■ READING PASSAGE
After the downfall of Athens at the end of the Peloponnesian War, the Thebans, having learned that Sparta intended to protect the states that Thebes desired to annex, broke off the alliance. In 404 BC, they had urged the complete destruction of Athens; yet, in 403 BC, they secretly supported the restoration of its democracy in order to find in it a counterpoise against Sparta. A few years later, influenced perhaps in part by Persian gold, they formed the nucleus of the league against Sparta. At the Battle of Haliartus and the Battle of Coronea, they again proved their rising military capacity by standing their ground against the Spartans. The result of the war was especially disastrous to Thebes, as the general settlement of 387 BC stipulated the complete autonomy of all Greek towns and so withdrew the other Boeotians from its political control. Its power was further curtailed in 382 BC, when a Spartan force occupied the citadel by a treacherous coup de main. Three years later, the Spartan garrison was expelled and a democratic constitution was set up in place of the traditional oligarchy. In the consequent wars with Sparta, the Theban army, trained and led by Epaminondas and Pelopidas, proved itself formidable. Years of desultory fighting, in which Thebes established its control over all Boeotia, culminated in 371 BC in a remarkable victory over the Spartans at Leuctra. The winners were hailed throughout Greece as champions of the oppressed. They carried their arms into Peloponnesus and at the head of a large coalition, permanently crippled the power of Sparta, in part by freeing many helot slaves, the basis of the Spartan economy. Similar expeditions were sent to Thessaly and Macedon to regulate the affairs of those regions.
Decline and destruction
The predominance of Thebes was short-lived, as the states that it protected refused to subject themselves permanently to its control. Thebes renewed its rivalry with Athens, which had joined with them in 395 BC in fear of Sparta, but since 387 BC had endeavoured to maintain the balance of power against its ally, preventing the formation of a Theban empire. With the death of Epaminondas at the Battle of Mantinea, the city sank again to the position of a secondary power.In the Third Sacred War with its neighbor Phocis, Thebes lost its predominance in central Greece. By asking Philip II of Macedon to crush the Phocians, Thebes extended the former's power within dangerous proximity to its frontiers. The revulsion of popular feeling in Thebes was expressed in 338 BC by the orator Demosthenes, who persuaded Thebes to join Athens in a final attempt to bar Philip's advance on Attica. The Theban contingent lost the decisive battle of Chaeronea and along with it every hope of reassuming control over Greece.
Philip was content to deprive Thebes of its dominion over Boeotia; but an unsuccessful revolt in 335 BC against his son Alexander the Great while he was campaigning in the north was punished by Alexander and his Greek allies with the destruction of the city, and its territory divided between the other Boeotian cities. Moreover, the Thebans themselves were sold into slavery.
Alexander spared only priests, leaders of the pro-Macedonian party and descendants of Pindar. The end of Thebes cowed Athens into submission. According to Plutarch, a special Athenian embassy, led by Phocion, an opponent of the anti-Macedonian faction, was able to persuade Alexander to give up his demands for the exile of leaders of the anti-Macedonian party, and most particularly Demosthenes and not sell the people into slavery.

■ WORK REQUEST
Answer these questions from the passage on ancient Thebes:
1. In what year did Thebes defeat the Spartans at Leuctra?
2. At which battle did Epaminondas die?
3. Whose descendants did Alexander spare when the city was destroyed?
The rows have no connection to the text about Thebes.

■ LISTED ENTRIES
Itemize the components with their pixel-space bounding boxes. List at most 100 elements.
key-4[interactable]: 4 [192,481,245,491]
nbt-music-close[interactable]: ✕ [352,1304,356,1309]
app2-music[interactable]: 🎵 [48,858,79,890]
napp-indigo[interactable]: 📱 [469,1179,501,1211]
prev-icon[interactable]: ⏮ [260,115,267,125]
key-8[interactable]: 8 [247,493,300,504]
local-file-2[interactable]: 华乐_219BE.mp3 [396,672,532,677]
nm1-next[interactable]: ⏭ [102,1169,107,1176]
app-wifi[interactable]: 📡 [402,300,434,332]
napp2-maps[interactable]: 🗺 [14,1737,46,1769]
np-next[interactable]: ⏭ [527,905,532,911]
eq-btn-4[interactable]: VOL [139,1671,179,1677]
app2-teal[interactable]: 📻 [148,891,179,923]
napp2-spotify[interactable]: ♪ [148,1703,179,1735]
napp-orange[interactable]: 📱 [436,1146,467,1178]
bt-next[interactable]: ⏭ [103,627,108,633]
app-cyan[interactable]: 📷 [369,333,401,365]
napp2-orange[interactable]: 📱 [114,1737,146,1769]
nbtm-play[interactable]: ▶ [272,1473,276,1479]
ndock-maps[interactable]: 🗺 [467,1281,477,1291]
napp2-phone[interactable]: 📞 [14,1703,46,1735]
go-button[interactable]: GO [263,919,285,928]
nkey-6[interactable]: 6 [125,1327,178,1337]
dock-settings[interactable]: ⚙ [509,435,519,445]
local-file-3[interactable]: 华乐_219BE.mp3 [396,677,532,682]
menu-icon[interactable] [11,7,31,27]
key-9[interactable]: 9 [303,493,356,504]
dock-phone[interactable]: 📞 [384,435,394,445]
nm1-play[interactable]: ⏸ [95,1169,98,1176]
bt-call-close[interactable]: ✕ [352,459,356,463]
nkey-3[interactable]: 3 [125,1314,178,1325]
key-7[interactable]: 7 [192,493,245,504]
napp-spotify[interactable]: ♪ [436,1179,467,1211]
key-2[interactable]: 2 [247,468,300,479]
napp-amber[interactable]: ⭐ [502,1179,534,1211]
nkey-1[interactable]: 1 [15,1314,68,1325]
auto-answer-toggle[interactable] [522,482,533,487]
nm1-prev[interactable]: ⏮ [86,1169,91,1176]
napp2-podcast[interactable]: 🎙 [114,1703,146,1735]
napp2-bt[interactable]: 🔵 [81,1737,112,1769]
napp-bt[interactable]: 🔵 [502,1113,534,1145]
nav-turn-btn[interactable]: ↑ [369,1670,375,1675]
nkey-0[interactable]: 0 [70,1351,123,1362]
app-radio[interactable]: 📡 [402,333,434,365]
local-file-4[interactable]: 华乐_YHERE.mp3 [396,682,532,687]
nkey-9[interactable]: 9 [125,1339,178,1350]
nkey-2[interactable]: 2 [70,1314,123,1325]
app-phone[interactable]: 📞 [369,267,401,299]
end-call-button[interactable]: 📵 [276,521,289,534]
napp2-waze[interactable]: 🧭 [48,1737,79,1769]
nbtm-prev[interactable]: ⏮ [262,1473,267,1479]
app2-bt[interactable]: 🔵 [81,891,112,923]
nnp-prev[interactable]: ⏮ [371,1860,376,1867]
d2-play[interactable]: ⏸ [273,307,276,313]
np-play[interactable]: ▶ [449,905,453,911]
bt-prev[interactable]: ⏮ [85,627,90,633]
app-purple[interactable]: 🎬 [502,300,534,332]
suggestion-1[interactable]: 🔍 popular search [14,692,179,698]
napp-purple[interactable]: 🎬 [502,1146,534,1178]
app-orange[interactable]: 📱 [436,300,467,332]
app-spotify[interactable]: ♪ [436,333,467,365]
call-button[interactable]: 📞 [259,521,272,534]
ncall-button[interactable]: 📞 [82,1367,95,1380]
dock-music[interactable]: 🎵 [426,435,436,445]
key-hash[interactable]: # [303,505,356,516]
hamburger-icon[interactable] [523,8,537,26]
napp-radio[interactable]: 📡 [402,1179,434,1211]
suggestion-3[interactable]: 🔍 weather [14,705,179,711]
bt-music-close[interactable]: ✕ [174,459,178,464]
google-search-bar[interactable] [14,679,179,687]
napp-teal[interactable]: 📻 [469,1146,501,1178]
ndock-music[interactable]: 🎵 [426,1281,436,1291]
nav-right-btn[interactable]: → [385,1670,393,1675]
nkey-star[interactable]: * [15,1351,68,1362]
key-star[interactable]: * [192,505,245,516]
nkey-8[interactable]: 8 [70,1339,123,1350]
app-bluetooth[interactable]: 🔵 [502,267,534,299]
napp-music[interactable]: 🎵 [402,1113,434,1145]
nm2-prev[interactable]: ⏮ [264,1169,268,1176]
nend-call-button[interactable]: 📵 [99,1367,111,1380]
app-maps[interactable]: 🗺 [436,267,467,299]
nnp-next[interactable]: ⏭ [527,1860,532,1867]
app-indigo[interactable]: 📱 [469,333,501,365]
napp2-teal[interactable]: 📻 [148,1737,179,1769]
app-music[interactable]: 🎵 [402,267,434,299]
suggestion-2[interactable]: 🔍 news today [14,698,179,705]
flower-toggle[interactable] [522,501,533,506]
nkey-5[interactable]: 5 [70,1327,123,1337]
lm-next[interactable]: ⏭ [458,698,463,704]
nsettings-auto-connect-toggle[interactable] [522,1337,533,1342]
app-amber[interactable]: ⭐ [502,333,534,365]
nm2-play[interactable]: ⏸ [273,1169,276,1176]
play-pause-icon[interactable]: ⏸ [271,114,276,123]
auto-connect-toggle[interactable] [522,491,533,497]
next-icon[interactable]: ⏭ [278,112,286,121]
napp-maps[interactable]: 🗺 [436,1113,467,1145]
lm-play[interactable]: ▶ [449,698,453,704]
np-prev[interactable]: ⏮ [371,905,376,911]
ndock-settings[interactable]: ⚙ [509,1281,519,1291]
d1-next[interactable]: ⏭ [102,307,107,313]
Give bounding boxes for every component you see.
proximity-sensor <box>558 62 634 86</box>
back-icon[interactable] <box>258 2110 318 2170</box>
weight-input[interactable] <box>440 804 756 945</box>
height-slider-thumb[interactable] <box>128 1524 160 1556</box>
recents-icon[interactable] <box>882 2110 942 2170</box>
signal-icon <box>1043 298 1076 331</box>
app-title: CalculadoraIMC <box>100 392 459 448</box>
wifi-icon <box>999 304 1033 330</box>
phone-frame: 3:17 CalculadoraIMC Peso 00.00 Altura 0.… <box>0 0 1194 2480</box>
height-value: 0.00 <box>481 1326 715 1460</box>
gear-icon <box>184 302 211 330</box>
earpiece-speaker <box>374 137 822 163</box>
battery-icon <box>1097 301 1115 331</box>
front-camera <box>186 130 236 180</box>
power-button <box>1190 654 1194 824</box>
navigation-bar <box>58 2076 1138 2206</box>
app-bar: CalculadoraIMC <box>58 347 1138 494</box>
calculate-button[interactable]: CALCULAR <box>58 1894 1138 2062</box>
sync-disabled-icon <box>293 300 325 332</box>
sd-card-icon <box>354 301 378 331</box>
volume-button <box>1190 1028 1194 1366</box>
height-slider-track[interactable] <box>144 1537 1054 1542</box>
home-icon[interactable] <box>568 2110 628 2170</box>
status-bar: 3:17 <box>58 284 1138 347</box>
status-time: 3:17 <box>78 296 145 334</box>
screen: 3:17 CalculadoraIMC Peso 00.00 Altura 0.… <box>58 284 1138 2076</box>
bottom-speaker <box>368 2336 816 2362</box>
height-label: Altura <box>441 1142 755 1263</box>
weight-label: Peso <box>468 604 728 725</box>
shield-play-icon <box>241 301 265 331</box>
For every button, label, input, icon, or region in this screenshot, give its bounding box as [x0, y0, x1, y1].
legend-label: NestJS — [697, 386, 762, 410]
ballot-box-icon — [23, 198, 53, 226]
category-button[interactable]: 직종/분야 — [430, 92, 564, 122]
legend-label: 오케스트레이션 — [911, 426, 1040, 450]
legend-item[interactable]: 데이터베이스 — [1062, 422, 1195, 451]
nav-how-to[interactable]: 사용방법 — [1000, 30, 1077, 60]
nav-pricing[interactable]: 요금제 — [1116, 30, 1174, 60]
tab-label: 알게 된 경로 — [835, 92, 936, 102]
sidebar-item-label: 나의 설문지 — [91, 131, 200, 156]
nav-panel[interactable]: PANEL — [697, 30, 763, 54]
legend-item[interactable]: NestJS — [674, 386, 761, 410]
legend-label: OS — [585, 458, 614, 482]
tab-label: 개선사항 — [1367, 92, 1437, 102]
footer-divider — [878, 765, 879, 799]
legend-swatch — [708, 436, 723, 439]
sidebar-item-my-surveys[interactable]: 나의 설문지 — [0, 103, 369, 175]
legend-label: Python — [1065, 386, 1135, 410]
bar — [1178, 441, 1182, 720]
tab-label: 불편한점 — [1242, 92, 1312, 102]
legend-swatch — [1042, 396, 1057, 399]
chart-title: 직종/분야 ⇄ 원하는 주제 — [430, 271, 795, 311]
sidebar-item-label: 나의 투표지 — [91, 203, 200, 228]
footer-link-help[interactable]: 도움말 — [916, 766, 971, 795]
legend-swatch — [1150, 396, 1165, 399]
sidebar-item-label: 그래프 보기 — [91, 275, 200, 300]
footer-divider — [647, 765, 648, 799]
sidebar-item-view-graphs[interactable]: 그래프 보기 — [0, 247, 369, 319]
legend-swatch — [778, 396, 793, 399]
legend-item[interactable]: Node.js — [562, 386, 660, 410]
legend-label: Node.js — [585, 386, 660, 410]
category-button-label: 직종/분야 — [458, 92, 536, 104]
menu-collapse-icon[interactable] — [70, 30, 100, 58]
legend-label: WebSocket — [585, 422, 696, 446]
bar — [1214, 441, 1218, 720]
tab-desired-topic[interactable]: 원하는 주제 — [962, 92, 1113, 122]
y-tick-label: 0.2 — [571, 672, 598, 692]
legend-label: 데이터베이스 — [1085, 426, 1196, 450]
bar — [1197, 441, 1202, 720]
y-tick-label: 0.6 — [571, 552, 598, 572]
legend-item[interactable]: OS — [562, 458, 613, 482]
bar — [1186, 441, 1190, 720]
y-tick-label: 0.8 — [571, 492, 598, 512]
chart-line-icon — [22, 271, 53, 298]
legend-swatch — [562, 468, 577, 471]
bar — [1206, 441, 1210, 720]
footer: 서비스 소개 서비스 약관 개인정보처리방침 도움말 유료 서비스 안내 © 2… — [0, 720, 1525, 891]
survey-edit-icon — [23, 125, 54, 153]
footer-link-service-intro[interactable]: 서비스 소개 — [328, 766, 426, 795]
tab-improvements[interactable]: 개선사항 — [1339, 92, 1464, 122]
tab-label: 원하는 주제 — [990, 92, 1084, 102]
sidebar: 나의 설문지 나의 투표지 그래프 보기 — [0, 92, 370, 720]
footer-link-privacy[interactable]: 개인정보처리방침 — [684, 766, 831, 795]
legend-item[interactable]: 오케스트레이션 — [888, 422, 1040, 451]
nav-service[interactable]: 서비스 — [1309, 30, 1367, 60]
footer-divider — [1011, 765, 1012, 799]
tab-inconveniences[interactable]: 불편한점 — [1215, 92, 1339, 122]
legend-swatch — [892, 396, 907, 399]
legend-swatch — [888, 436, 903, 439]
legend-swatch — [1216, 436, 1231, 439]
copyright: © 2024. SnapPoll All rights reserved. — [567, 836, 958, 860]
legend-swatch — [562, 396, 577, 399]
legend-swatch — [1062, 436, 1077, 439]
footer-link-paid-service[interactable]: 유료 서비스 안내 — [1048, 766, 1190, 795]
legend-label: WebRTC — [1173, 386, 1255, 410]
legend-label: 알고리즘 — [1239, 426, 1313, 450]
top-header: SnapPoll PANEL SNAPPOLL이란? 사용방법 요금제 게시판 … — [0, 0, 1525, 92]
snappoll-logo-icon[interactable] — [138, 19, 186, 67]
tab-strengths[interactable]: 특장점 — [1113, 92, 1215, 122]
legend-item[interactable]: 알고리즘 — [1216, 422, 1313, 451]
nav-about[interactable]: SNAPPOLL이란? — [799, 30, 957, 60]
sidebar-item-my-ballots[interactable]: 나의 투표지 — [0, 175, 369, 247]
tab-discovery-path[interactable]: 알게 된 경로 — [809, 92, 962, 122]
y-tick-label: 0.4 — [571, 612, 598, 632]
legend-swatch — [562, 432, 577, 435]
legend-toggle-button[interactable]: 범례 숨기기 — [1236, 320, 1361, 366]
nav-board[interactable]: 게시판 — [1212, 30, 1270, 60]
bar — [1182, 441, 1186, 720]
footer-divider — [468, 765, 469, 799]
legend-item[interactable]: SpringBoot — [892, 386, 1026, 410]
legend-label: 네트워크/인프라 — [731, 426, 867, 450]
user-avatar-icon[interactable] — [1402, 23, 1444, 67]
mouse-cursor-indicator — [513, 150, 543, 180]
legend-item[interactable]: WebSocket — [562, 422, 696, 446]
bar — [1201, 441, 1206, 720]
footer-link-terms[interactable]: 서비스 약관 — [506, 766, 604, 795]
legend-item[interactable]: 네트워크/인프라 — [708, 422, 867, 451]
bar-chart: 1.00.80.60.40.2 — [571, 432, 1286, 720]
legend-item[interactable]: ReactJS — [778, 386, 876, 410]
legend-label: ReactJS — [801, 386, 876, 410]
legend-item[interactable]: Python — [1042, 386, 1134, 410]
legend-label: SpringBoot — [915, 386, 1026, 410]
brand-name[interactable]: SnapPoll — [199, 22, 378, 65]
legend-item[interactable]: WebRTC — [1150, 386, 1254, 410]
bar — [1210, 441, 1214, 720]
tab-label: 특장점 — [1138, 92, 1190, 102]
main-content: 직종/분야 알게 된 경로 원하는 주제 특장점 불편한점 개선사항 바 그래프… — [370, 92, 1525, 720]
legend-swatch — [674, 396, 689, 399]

■ EXERCISE SOLUTION
1. 371 BC
2. The Battle of Mantinea
3. Pindar's